TASK DESCRIPTION:
In the records below, work out how many lines hold the word "name". Report the number alone.

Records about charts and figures
::::::::::

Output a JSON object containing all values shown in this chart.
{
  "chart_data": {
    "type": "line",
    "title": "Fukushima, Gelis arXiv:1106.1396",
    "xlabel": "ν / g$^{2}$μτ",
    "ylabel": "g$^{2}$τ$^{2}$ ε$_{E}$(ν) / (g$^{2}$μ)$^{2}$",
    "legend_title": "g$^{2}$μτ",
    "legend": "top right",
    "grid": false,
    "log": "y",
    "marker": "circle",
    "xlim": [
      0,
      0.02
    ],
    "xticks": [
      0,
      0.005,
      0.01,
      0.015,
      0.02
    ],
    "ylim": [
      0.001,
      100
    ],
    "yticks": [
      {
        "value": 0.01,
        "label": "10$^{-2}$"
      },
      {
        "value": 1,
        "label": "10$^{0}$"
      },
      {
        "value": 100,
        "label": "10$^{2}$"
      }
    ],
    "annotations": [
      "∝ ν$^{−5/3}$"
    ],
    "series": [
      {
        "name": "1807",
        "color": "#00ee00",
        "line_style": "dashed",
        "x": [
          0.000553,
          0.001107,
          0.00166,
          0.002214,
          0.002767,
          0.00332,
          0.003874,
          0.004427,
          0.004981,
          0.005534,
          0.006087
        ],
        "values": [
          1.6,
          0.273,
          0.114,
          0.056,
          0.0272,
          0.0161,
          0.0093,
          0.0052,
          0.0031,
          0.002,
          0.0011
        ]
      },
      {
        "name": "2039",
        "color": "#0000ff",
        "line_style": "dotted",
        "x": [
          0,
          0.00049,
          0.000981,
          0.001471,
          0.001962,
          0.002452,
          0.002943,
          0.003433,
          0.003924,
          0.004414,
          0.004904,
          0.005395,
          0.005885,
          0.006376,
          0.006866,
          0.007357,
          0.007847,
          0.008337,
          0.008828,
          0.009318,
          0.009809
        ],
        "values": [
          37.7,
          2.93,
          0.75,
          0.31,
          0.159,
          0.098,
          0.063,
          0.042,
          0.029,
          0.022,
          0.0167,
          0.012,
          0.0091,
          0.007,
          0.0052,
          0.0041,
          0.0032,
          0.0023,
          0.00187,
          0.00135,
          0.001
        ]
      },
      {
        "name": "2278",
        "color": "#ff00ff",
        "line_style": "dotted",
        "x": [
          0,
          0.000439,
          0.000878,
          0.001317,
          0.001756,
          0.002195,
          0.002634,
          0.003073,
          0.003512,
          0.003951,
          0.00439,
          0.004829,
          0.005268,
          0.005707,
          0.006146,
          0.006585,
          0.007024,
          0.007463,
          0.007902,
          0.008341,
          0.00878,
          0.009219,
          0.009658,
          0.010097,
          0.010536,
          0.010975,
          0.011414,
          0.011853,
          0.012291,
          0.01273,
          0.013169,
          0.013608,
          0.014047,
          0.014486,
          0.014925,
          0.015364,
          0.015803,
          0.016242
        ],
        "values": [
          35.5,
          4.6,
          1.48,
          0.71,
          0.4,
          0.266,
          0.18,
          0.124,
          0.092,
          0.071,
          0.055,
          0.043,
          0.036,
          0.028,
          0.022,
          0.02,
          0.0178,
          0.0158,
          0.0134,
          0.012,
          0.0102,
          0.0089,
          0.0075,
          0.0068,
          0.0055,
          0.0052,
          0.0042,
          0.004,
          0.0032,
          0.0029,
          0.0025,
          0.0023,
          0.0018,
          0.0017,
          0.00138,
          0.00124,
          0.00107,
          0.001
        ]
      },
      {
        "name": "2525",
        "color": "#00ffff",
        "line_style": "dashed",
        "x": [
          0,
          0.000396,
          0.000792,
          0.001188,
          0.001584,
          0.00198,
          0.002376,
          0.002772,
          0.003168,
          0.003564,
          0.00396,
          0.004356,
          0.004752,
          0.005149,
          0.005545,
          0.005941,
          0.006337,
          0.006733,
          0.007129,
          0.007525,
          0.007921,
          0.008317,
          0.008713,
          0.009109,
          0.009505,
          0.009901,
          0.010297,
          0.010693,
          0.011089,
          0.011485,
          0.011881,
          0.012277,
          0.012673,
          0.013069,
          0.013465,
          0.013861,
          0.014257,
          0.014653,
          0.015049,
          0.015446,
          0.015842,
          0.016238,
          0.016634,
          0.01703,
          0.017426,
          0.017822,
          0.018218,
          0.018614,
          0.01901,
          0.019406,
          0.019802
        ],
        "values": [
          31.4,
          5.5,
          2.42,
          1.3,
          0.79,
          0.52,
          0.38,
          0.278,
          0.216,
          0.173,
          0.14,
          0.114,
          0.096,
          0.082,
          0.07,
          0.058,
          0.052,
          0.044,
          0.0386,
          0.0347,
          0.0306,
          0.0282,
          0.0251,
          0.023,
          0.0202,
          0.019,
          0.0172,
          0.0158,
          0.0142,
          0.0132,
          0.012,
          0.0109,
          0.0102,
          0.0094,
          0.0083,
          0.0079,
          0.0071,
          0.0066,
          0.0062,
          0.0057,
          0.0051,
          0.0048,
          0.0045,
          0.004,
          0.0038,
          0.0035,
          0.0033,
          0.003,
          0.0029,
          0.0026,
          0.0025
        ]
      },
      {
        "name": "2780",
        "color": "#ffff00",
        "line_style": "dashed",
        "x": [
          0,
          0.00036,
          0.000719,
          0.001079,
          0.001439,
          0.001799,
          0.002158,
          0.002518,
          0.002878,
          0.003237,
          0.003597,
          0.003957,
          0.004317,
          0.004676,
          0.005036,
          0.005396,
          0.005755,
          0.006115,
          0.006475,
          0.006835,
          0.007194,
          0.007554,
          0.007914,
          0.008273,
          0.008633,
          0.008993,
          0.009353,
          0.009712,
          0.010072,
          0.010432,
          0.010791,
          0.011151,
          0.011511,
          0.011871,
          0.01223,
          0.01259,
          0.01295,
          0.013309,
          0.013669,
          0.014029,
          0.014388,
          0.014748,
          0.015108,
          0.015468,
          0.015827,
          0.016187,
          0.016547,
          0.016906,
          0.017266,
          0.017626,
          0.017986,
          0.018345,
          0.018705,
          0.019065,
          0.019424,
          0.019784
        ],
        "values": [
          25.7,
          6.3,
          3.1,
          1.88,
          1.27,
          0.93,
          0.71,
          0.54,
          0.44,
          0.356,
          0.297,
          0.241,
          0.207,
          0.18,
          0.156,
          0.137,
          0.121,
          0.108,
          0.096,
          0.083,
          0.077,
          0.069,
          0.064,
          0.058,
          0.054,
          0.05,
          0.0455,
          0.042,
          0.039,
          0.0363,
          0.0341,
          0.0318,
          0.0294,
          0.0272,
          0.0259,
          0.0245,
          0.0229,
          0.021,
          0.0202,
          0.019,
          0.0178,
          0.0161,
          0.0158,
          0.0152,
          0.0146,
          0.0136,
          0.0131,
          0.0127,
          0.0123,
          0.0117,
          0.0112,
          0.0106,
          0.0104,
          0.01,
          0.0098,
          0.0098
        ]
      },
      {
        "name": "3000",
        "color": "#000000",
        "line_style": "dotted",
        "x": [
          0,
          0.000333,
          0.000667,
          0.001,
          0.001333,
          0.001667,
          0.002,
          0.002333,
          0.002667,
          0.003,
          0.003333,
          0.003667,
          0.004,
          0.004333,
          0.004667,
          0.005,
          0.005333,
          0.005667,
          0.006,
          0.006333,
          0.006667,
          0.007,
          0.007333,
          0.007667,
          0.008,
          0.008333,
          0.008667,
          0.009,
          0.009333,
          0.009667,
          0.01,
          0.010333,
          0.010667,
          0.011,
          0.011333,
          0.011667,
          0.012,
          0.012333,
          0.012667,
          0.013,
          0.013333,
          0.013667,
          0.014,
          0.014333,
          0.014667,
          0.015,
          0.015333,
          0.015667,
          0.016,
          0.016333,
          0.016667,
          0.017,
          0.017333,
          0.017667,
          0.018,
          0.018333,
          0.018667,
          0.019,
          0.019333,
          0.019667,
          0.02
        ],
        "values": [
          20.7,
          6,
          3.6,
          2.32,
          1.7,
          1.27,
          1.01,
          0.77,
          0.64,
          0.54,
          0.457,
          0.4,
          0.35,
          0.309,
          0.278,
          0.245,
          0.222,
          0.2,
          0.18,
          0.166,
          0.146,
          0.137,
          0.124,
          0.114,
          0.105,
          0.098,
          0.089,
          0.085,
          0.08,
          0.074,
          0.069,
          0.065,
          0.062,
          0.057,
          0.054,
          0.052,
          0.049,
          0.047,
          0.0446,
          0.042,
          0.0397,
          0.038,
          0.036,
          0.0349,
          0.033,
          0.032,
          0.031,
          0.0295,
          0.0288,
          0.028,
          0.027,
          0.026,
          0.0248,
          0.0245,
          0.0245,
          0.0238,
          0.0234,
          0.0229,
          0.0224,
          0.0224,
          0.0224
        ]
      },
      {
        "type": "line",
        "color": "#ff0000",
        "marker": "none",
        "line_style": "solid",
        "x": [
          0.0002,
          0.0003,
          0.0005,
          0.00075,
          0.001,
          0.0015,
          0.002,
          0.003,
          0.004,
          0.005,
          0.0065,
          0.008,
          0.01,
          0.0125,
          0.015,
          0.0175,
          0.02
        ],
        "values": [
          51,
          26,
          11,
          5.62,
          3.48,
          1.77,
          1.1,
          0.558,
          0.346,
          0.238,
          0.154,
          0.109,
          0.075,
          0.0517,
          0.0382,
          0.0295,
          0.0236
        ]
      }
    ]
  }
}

::::::::::

TASK SOLUTION:
6